::: Material provided
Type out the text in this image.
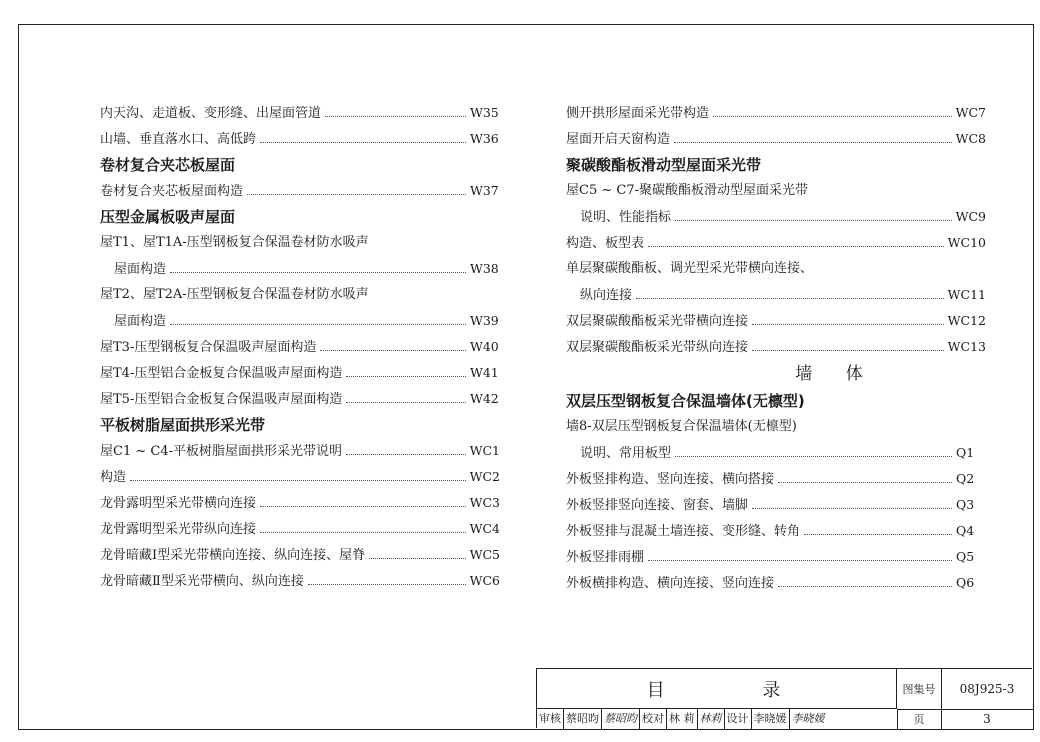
内天沟、走道板、变形缝、出屋面管道	W35
山墙、垂直落水口、高低跨	W36
卷材复合夹芯板屋面
卷材复合夹芯板屋面构造	W37
压型金属板吸声屋面
屋T1、屋T1A-压型钢板复合保温卷材防水吸声
屋面构造	W38
屋T2、屋T2A-压型钢板复合保温卷材防水吸声
屋面构造	W39
屋T3-压型钢板复合保温吸声屋面构造	W40
屋T4-压型铝合金板复合保温吸声屋面构造	W41
屋T5-压型铝合金板复合保温吸声屋面构造	W42
平板树脂屋面拱形采光带
屋C1 ~ C4-平板树脂屋面拱形采光带说明	WC1
构造	WC2
龙骨露明型采光带横向连接	WC3
龙骨露明型采光带纵向连接	WC4
龙骨暗藏Ⅰ型采光带横向连接、纵向连接、屋脊	WC5
龙骨暗藏Ⅱ型采光带横向、纵向连接	WC6
侧开拱形屋面采光带构造	WC7
屋面开启天窗构造	WC8
聚碳酸酯板滑动型屋面采光带
屋C5 ~ C7-聚碳酸酯板滑动型屋面采光带
说明、性能指标	WC9
构造、板型表	WC10
单层聚碳酸酯板、调光型采光带横向连接、
纵向连接	WC11
双层聚碳酸酯板采光带横向连接	WC12
双层聚碳酸酯板采光带纵向连接	WC13
墙 体
双层压型钢板复合保温墙体(无檩型)
墙8-双层压型钢板复合保温墙体(无檩型)
说明、常用板型	Q1
外板竖排构造、竖向连接、横向搭接	Q2
外板竖排竖向连接、窗套、墙脚	Q3
外板竖排与混凝土墙连接、变形缝、转角	Q4
外板竖排雨棚	Q5
外板横排构造、横向连接、竖向连接	Q6
目 录	图集号	08J925-3
审核 蔡昭昀 蔡昭昀 校对 林 莉 林莉 设计 李晓媛 李晓媛	页	3
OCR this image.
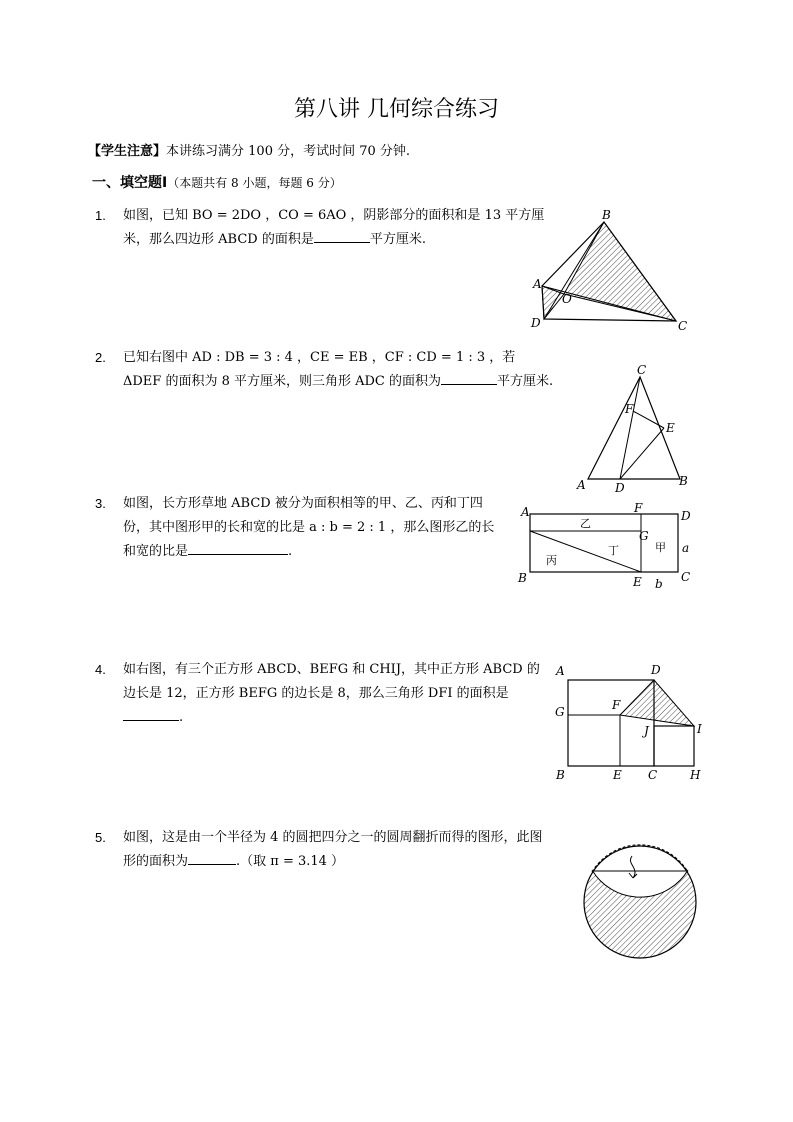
第八讲 几何综合练习
【学生注意】本讲练习满分 100 分，考试时间 70 分钟.
一、填空题Ⅰ（本题共有 8 小题，每题 6 分）
1. 如图，已知 BO = 2DO ，CO = 6AO ，阴影部分的面积和是 13 平方厘米，那么四边形 ABCD 的面积是	平方厘米.
2. 已知右图中 AD : DB = 3 : 4 ，CE = EB ，CF : CD = 1 : 3 ，若 ΔDEF 的面积为 8 平方厘米，则三角形 ADC 的面积为	平方厘米.
3. 如图，长方形草地 ABCD 被分为面积相等的甲、乙、丙和丁四份，其中图形甲的长和宽的比是 a : b = 2 : 1 ，那么图形乙的长和宽的比是	.
4. 如右图，有三个正方形 ABCD、BEFG 和 CHIJ，其中正方形 ABCD 的边长是 12，正方形 BEFG 的边长是 8，那么三角形 DFI 的面积是.
5. 如图，这是由一个半径为 4 的圆把四分之一的圆周翻折而得的图形，此图形的面积为	.（取 π = 3.14 ）
A
B
C
D
O
C
F
E
A D	B
A	F
D
G
a
B	E b C
乙
丁	甲
丙
A	D
G	F
I
J
B	E C	H
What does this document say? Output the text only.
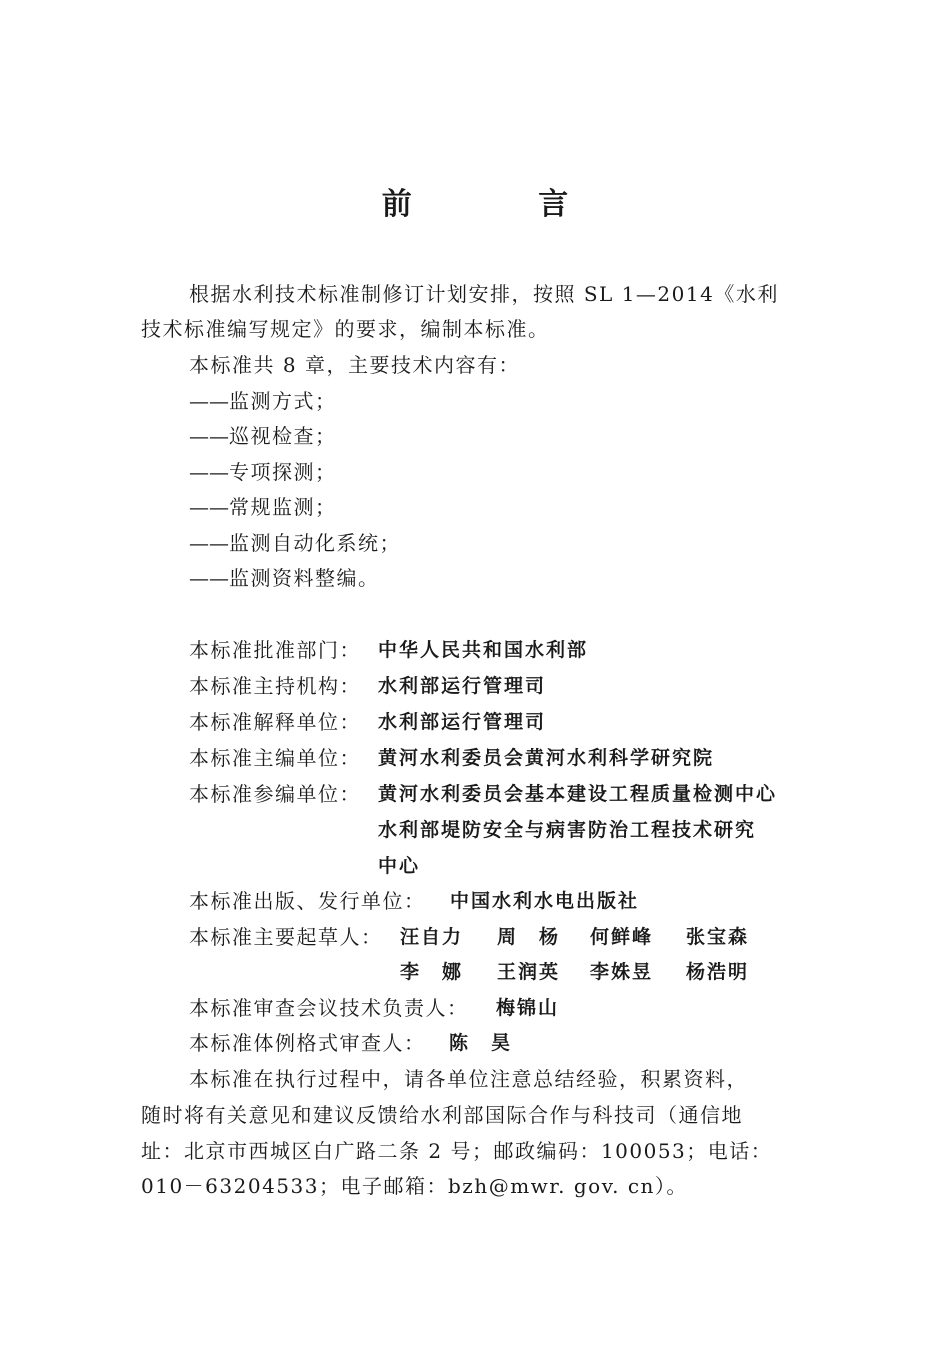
前 言
根据水利技术标准制修订计划安排，按照 SL 1—2014《水利
技术标准编写规定》的要求，编制本标准。
本标准共 8 章，主要技术内容有：
——监测方式；
——巡视检查；
——专项探测；
——常规监测；
——监测自动化系统；
——监测资料整编。
本标准批准部门： 中华人民共和国水利部
本标准主持机构： 水利部运行管理司
本标准解释单位： 水利部运行管理司
本标准主编单位： 黄河水利委员会黄河水利科学研究院
本标准参编单位： 黄河水利委员会基本建设工程质量检测中心
水利部堤防安全与病害防治工程技术研究
中心
本标准出版、发行单位： 中国水利水电出版社
本标准主要起草人： 汪自力 周　杨 何鲜峰 张宝森
李　娜 王润英 李姝昱 杨浩明
本标准审查会议技术负责人： 梅锦山
本标准体例格式审查人： 陈　昊
本标准在执行过程中，请各单位注意总结经验，积累资料，
随时将有关意见和建议反馈给水利部国际合作与科技司（通信地
址：北京市西城区白广路二条 2 号；邮政编码：100053；电话：
010－63204533；电子邮箱：bzh@mwr. gov. cn）。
::::::
▶ **Given problem**
Copy out the entries verbatim and leave the images out.

▶ **Correct answer**
Type out the text in this image.
内天沟、走道板、变形缝、出屋面管道	W35
山墙、垂直落水口、高低跨	W36
卷材复合夹芯板屋面
卷材复合夹芯板屋面构造	W37
压型金属板吸声屋面
屋T1、屋T1A-压型钢板复合保温卷材防水吸声
屋面构造	W38
屋T2、屋T2A-压型钢板复合保温卷材防水吸声
屋面构造	W39
屋T3-压型钢板复合保温吸声屋面构造	W40
屋T4-压型铝合金板复合保温吸声屋面构造	W41
屋T5-压型铝合金板复合保温吸声屋面构造	W42
平板树脂屋面拱形采光带
屋C1 ~ C4-平板树脂屋面拱形采光带说明	WC1
构造	WC2
龙骨露明型采光带横向连接	WC3
龙骨露明型采光带纵向连接	WC4
龙骨暗藏Ⅰ型采光带横向连接、纵向连接、屋脊	WC5
龙骨暗藏Ⅱ型采光带横向、纵向连接	WC6
侧开拱形屋面采光带构造	WC7
屋面开启天窗构造	WC8
聚碳酸酯板滑动型屋面采光带
屋C5 ~ C7-聚碳酸酯板滑动型屋面采光带
说明、性能指标	WC9
构造、板型表	WC10
单层聚碳酸酯板、调光型采光带横向连接、
纵向连接	WC11
双层聚碳酸酯板采光带横向连接	WC12
双层聚碳酸酯板采光带纵向连接	WC13
墙 体
双层压型钢板复合保温墙体(无檩型)
墙8-双层压型钢板复合保温墙体(无檩型)
说明、常用板型	Q1
外板竖排构造、竖向连接、横向搭接	Q2
外板竖排竖向连接、窗套、墙脚	Q3
外板竖排与混凝土墙连接、变形缝、转角	Q4
外板竖排雨棚	Q5
外板横排构造、横向连接、竖向连接	Q6
目 录	图集号	08J925-3
审核 蔡昭昀 蔡昭昀 校对 林 莉 林莉 设计 李晓媛 李晓媛	页	3
OCR this image.
第八讲 几何综合练习
【学生注意】本讲练习满分 100 分，考试时间 70 分钟.
一、填空题Ⅰ（本题共有 8 小题，每题 6 分）
1. 如图，已知 BO = 2DO ，CO = 6AO ，阴影部分的面积和是 13 平方厘米，那么四边形 ABCD 的面积是	平方厘米.
2. 已知右图中 AD : DB = 3 : 4 ，CE = EB ，CF : CD = 1 : 3 ，若 ΔDEF 的面积为 8 平方厘米，则三角形 ADC 的面积为	平方厘米.
3. 如图，长方形草地 ABCD 被分为面积相等的甲、乙、丙和丁四份，其中图形甲的长和宽的比是 a : b = 2 : 1 ，那么图形乙的长和宽的比是	.
4. 如右图，有三个正方形 ABCD、BEFG 和 CHIJ，其中正方形 ABCD 的边长是 12，正方形 BEFG 的边长是 8，那么三角形 DFI 的面积是.
5. 如图，这是由一个半径为 4 的圆把四分之一的圆周翻折而得的图形，此图形的面积为	.（取 π = 3.14 ）
A
B
C
D
O
C
F
E
A D	B
A	F
D
G
a
B	E b C
乙
丁	甲
丙
A	D
G	F
I
J
B	E C	H
What does this document say? Output the text only.
前 言
根据水利技术标准制修订计划安排，按照 SL 1—2014《水利
技术标准编写规定》的要求，编制本标准。
本标准共 8 章，主要技术内容有：
——监测方式；
——巡视检查；
——专项探测；
——常规监测；
——监测自动化系统；
——监测资料整编。
本标准批准部门： 中华人民共和国水利部
本标准主持机构： 水利部运行管理司
本标准解释单位： 水利部运行管理司
本标准主编单位： 黄河水利委员会黄河水利科学研究院
本标准参编单位： 黄河水利委员会基本建设工程质量检测中心
水利部堤防安全与病害防治工程技术研究
中心
本标准出版、发行单位： 中国水利水电出版社
本标准主要起草人： 汪自力 周　杨 何鲜峰 张宝森
李　娜 王润英 李姝昱 杨浩明
本标准审查会议技术负责人： 梅锦山
本标准体例格式审查人： 陈　昊
本标准在执行过程中，请各单位注意总结经验，积累资料，
随时将有关意见和建议反馈给水利部国际合作与科技司（通信地
址：北京市西城区白广路二条 2 号；邮政编码：100053；电话：
010－63204533；电子邮箱：bzh@mwr. gov. cn）。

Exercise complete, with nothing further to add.